_YOUR INSTRUCTIONS_
Gather all lines with "Error" from the records.

_MATERIAL FOR THE TASK_
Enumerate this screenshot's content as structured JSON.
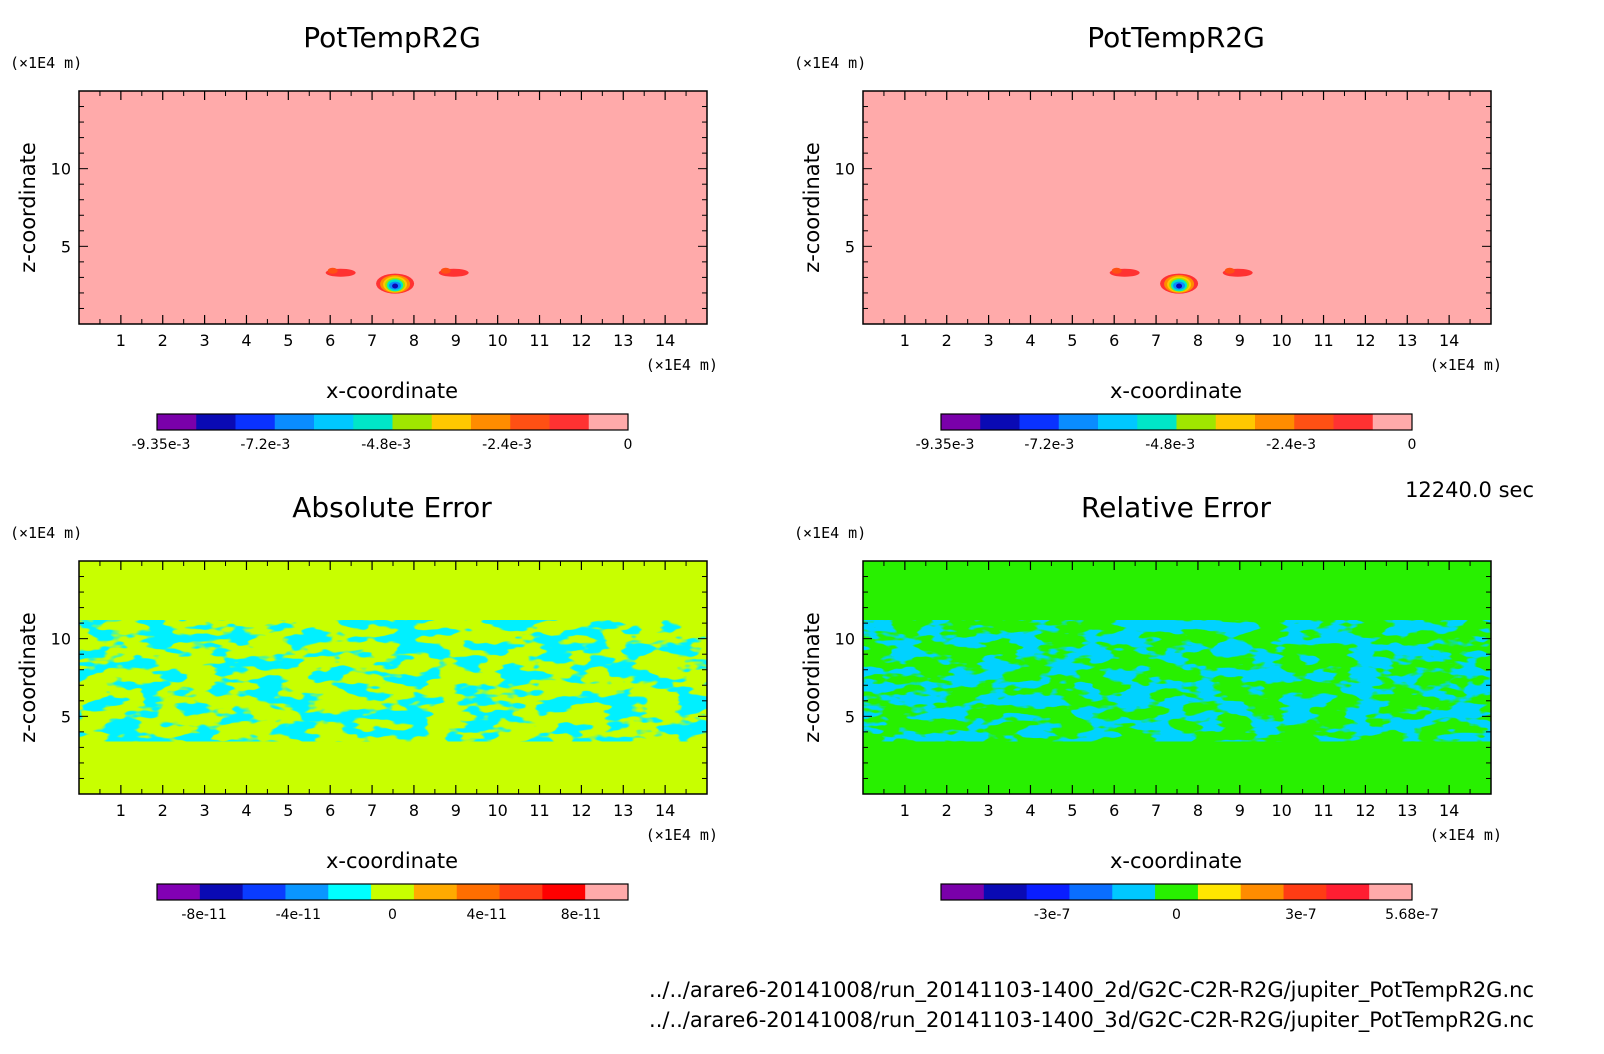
{
  "time_label": "12240.0 sec",
  "file_paths": [
    "../../arare6-20141008/run_20141103-1400_2d/G2C-C2R-R2G/jupiter_PotTempR2G.nc",
    "../../arare6-20141008/run_20141103-1400_3d/G2C-C2R-R2G/jupiter_PotTempR2G.nc"
  ],
  "chart_data": [
    {
      "type": "heatmap",
      "title": "PotTempR2G",
      "xlabel": "x-coordinate",
      "ylabel": "z-coordinate",
      "x_unit": "(×1E4 m)",
      "y_unit": "(×1E4 m)",
      "xlim": [
        0,
        15
      ],
      "ylim": [
        0,
        15
      ],
      "x_ticks": [
        1,
        2,
        3,
        4,
        5,
        6,
        7,
        8,
        9,
        10,
        11,
        12,
        13,
        14
      ],
      "y_ticks": [
        5,
        10
      ],
      "background_value": 0,
      "features": [
        {
          "kind": "anomaly",
          "x": 7.55,
          "z": 2.6,
          "min_value": -0.00935
        },
        {
          "kind": "patch",
          "x": 6.25,
          "z": 3.3,
          "value": -0.0024
        },
        {
          "kind": "patch",
          "x": 8.95,
          "z": 3.3,
          "value": -0.0024
        }
      ],
      "colorbar": {
        "colors": [
          "#7a00aa",
          "#0a0ab4",
          "#0a32ff",
          "#0a8cff",
          "#00c8ff",
          "#00e6c8",
          "#a0e600",
          "#ffc800",
          "#ff8c00",
          "#ff5014",
          "#ff3232",
          "#ffaaaa"
        ],
        "tick_labels": [
          "-9.35e-3",
          "-7.2e-3",
          "-4.8e-3",
          "-2.4e-3",
          "0"
        ],
        "tick_values": [
          -0.00935,
          -0.0072,
          -0.0048,
          -0.0024,
          0
        ],
        "range": [
          -0.00935,
          0
        ]
      }
    },
    {
      "type": "heatmap",
      "title": "PotTempR2G",
      "xlabel": "x-coordinate",
      "ylabel": "z-coordinate",
      "x_unit": "(×1E4 m)",
      "y_unit": "(×1E4 m)",
      "xlim": [
        0,
        15
      ],
      "ylim": [
        0,
        15
      ],
      "x_ticks": [
        1,
        2,
        3,
        4,
        5,
        6,
        7,
        8,
        9,
        10,
        11,
        12,
        13,
        14
      ],
      "y_ticks": [
        5,
        10
      ],
      "background_value": 0,
      "features": [
        {
          "kind": "anomaly",
          "x": 7.55,
          "z": 2.6,
          "min_value": -0.00935
        },
        {
          "kind": "patch",
          "x": 6.25,
          "z": 3.3,
          "value": -0.0024
        },
        {
          "kind": "patch",
          "x": 8.95,
          "z": 3.3,
          "value": -0.0024
        }
      ],
      "colorbar": {
        "colors": [
          "#7a00aa",
          "#0a0ab4",
          "#0a32ff",
          "#0a8cff",
          "#00c8ff",
          "#00e6c8",
          "#a0e600",
          "#ffc800",
          "#ff8c00",
          "#ff5014",
          "#ff3232",
          "#ffaaaa"
        ],
        "tick_labels": [
          "-9.35e-3",
          "-7.2e-3",
          "-4.8e-3",
          "-2.4e-3",
          "0"
        ],
        "tick_values": [
          -0.00935,
          -0.0072,
          -0.0048,
          -0.0024,
          0
        ],
        "range": [
          -0.00935,
          0
        ]
      }
    },
    {
      "type": "heatmap",
      "title": "Absolute Error",
      "xlabel": "x-coordinate",
      "ylabel": "z-coordinate",
      "x_unit": "(×1E4 m)",
      "y_unit": "(×1E4 m)",
      "xlim": [
        0,
        15
      ],
      "ylim": [
        0,
        15
      ],
      "x_ticks": [
        1,
        2,
        3,
        4,
        5,
        6,
        7,
        8,
        9,
        10,
        11,
        12,
        13,
        14
      ],
      "y_ticks": [
        5,
        10
      ],
      "background_color": "#c8ff00",
      "pattern_color": "#00f0ff",
      "pattern_z_range": [
        3.4,
        11.2
      ],
      "colorbar": {
        "colors": [
          "#8200b4",
          "#0a0ab4",
          "#0a3cff",
          "#0a96ff",
          "#00ffff",
          "#c8ff00",
          "#ffaa00",
          "#ff6e00",
          "#ff3c14",
          "#ff0000",
          "#ffaaaa"
        ],
        "tick_labels": [
          "-8e-11",
          "-4e-11",
          "0",
          "4e-11",
          "8e-11"
        ],
        "tick_values": [
          -8e-11,
          -4e-11,
          0,
          4e-11,
          8e-11
        ],
        "range": [
          -1e-10,
          1e-10
        ]
      }
    },
    {
      "type": "heatmap",
      "title": "Relative Error",
      "xlabel": "x-coordinate",
      "ylabel": "z-coordinate",
      "x_unit": "(×1E4 m)",
      "y_unit": "(×1E4 m)",
      "xlim": [
        0,
        15
      ],
      "ylim": [
        0,
        15
      ],
      "x_ticks": [
        1,
        2,
        3,
        4,
        5,
        6,
        7,
        8,
        9,
        10,
        11,
        12,
        13,
        14
      ],
      "y_ticks": [
        5,
        10
      ],
      "background_color": "#28f000",
      "pattern_color": "#00d2ff",
      "pattern_z_range": [
        3.4,
        11.2
      ],
      "colorbar": {
        "colors": [
          "#7a00aa",
          "#0a0ab4",
          "#0a1eff",
          "#0a6eff",
          "#00c8ff",
          "#28f000",
          "#ffe600",
          "#ff8c00",
          "#ff3c14",
          "#ff1e32",
          "#ffaaaa"
        ],
        "tick_labels": [
          "-3e-7",
          "0",
          "3e-7",
          "5.68e-7"
        ],
        "tick_values": [
          -3e-07,
          0,
          3e-07,
          5.68e-07
        ],
        "range": [
          -5.68e-07,
          5.68e-07
        ]
      }
    }
  ]
}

_REPLY TO THE EXERCISE_
      "title": "Absolute Error",
      "title": "Relative Error",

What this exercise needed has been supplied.